In the data, extract each line that holds the string "name".

[Figure content listings]
___

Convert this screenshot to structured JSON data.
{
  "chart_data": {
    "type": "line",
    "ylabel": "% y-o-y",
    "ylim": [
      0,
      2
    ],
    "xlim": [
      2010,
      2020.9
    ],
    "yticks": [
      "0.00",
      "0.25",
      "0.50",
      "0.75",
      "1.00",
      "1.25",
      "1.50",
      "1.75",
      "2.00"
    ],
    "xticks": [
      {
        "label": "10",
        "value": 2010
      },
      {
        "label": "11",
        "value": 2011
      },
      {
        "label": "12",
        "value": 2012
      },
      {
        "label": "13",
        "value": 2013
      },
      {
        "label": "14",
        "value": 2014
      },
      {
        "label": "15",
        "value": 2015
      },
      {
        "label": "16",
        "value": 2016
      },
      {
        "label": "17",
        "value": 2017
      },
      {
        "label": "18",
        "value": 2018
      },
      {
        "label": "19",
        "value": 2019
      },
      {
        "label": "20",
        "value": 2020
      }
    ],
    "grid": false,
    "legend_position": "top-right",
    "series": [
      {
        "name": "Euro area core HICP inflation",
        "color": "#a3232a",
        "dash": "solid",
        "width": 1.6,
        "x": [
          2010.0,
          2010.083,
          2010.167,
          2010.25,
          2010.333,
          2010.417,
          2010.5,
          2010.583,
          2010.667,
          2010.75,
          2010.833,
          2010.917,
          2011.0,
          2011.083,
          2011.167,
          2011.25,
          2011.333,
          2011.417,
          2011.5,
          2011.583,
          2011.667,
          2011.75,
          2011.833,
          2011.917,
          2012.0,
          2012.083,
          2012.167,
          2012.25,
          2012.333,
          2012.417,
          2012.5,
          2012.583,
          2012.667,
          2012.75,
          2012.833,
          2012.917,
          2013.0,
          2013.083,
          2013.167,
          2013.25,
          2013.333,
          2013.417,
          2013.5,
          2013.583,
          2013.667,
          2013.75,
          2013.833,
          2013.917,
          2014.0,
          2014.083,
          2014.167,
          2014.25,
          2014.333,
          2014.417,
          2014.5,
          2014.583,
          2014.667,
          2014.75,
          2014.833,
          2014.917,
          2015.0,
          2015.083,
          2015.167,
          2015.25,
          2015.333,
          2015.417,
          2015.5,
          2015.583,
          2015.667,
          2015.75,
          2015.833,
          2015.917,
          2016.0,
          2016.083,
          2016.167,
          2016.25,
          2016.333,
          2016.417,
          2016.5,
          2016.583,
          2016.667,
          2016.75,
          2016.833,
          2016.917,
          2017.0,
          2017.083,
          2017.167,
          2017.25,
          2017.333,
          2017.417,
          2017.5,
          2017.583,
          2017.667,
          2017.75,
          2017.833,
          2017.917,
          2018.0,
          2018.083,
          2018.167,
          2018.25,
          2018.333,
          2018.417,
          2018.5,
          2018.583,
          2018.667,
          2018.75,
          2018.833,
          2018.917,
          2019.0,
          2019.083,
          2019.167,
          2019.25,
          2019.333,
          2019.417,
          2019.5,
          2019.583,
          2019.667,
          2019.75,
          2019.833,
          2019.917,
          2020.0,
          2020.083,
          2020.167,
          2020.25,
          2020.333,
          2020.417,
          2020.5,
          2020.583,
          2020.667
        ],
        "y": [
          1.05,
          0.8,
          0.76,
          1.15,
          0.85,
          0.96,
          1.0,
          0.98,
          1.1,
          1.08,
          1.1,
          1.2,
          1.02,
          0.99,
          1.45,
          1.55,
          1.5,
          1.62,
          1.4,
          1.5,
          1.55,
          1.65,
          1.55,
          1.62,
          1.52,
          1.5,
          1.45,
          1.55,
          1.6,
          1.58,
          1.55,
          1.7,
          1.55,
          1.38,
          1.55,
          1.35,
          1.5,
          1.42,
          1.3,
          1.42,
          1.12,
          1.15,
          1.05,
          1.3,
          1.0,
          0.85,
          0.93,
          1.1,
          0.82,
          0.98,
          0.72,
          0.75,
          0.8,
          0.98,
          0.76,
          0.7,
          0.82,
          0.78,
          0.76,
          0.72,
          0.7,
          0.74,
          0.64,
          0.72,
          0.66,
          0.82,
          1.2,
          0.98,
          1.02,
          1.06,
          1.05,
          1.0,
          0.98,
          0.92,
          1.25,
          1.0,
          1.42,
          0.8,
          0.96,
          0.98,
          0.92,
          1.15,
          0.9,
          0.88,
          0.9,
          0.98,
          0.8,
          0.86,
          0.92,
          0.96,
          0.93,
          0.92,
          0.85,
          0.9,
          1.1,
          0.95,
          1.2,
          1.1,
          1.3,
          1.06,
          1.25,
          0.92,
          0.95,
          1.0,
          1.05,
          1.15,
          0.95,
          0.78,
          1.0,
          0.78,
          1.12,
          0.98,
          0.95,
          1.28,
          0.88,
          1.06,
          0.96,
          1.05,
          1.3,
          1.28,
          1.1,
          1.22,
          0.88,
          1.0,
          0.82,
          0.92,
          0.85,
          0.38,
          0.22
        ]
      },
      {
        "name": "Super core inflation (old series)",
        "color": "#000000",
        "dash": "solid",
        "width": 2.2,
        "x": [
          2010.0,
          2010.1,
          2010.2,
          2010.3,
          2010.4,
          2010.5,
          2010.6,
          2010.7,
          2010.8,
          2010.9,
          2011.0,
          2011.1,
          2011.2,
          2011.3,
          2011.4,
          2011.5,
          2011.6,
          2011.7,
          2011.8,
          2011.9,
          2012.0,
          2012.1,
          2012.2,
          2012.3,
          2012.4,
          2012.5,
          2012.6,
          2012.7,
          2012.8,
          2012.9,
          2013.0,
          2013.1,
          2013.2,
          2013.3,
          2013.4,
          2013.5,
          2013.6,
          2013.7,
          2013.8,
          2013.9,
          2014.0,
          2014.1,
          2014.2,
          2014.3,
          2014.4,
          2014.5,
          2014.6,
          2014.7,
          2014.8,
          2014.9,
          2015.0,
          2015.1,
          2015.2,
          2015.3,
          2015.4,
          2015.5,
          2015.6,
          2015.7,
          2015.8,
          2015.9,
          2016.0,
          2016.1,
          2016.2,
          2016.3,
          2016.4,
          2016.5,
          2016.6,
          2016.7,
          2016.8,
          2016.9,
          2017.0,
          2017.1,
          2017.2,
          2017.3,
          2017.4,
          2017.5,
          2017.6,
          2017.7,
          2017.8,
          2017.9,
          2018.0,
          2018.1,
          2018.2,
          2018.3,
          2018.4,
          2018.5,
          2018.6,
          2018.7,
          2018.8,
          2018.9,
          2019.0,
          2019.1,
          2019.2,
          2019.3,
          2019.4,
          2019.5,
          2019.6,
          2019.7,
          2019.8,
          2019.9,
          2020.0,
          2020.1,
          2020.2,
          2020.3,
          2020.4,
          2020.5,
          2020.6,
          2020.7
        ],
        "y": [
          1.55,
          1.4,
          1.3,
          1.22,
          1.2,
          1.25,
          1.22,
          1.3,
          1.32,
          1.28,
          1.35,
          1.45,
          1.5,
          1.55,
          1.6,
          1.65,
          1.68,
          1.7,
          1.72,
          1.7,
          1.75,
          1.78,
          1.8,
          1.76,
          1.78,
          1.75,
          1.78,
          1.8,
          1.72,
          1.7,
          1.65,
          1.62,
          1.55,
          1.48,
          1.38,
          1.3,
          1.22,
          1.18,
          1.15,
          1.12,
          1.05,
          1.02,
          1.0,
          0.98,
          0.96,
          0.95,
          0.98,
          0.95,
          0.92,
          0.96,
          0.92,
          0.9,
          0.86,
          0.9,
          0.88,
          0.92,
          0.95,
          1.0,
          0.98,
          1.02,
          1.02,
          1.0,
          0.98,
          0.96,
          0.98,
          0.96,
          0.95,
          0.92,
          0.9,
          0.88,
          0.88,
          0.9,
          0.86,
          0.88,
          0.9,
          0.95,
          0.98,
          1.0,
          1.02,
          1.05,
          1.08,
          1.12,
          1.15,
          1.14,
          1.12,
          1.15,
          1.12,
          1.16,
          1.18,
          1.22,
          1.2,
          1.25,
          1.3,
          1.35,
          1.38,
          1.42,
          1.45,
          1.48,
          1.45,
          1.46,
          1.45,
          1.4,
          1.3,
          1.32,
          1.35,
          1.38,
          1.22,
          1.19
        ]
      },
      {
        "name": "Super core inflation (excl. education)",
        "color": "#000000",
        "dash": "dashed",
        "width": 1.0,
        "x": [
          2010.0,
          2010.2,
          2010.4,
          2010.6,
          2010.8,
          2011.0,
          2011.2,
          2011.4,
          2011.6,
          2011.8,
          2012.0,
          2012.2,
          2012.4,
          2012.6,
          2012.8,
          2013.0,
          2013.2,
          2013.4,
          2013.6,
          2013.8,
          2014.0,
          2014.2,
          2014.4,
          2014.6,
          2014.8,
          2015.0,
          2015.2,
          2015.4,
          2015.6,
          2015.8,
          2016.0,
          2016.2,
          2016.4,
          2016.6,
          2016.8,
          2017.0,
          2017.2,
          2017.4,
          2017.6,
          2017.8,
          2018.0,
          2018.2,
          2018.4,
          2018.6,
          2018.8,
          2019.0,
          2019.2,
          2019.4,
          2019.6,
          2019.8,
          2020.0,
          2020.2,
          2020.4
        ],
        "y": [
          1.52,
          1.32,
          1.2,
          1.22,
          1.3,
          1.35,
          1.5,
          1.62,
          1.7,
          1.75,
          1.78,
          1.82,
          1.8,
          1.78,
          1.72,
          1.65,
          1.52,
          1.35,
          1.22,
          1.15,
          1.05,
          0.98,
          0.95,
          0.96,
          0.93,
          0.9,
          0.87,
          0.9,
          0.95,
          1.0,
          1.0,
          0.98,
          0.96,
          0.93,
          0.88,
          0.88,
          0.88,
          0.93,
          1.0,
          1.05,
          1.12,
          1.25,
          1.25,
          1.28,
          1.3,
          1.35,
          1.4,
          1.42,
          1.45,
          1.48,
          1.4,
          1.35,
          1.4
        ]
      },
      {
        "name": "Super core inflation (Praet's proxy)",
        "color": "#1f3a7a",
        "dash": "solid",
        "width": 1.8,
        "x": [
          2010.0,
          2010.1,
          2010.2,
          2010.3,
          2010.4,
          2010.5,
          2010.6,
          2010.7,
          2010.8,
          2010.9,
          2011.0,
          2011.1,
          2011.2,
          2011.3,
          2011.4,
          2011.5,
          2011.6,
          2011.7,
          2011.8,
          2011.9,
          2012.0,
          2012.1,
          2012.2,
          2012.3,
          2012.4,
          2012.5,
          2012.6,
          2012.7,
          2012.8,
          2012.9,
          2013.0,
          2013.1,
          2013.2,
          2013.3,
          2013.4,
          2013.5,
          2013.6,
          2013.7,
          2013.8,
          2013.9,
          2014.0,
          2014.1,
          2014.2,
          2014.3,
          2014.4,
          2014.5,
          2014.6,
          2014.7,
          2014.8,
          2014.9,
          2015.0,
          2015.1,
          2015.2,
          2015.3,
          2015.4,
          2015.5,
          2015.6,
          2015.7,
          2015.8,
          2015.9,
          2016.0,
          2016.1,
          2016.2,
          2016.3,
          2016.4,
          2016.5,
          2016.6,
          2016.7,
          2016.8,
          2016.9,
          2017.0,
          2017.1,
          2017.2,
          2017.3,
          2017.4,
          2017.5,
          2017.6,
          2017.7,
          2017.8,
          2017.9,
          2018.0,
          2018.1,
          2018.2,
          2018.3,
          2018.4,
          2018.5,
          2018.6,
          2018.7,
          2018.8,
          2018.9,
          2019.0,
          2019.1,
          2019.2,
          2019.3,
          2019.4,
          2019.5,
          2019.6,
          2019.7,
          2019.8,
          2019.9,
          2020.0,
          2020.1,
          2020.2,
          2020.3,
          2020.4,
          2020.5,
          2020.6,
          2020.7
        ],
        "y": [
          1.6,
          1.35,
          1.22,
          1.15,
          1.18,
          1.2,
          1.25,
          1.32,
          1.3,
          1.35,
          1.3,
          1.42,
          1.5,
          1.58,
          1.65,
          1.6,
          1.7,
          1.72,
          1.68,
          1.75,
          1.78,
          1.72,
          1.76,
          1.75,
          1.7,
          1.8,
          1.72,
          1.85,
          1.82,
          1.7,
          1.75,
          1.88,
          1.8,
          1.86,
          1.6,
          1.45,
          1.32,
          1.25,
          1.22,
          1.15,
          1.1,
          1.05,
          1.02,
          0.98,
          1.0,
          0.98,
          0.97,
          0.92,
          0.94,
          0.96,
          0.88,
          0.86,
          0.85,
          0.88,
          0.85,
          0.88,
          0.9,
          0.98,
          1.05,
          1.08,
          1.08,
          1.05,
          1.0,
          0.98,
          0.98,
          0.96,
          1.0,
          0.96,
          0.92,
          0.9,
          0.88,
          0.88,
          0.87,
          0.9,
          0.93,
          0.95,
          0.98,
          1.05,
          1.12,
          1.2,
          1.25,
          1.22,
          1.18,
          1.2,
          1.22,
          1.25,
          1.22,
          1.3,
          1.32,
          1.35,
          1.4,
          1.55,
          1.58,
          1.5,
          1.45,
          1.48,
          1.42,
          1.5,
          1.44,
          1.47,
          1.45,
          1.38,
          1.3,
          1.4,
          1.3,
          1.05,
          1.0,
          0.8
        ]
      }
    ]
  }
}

___

§ **Result below**:
        "name": "Euro area core HICP inflation",
        "name": "Super core inflation (old series)",
        "name": "Super core inflation (excl. education)",
        "name": "Super core inflation (Praet's proxy)",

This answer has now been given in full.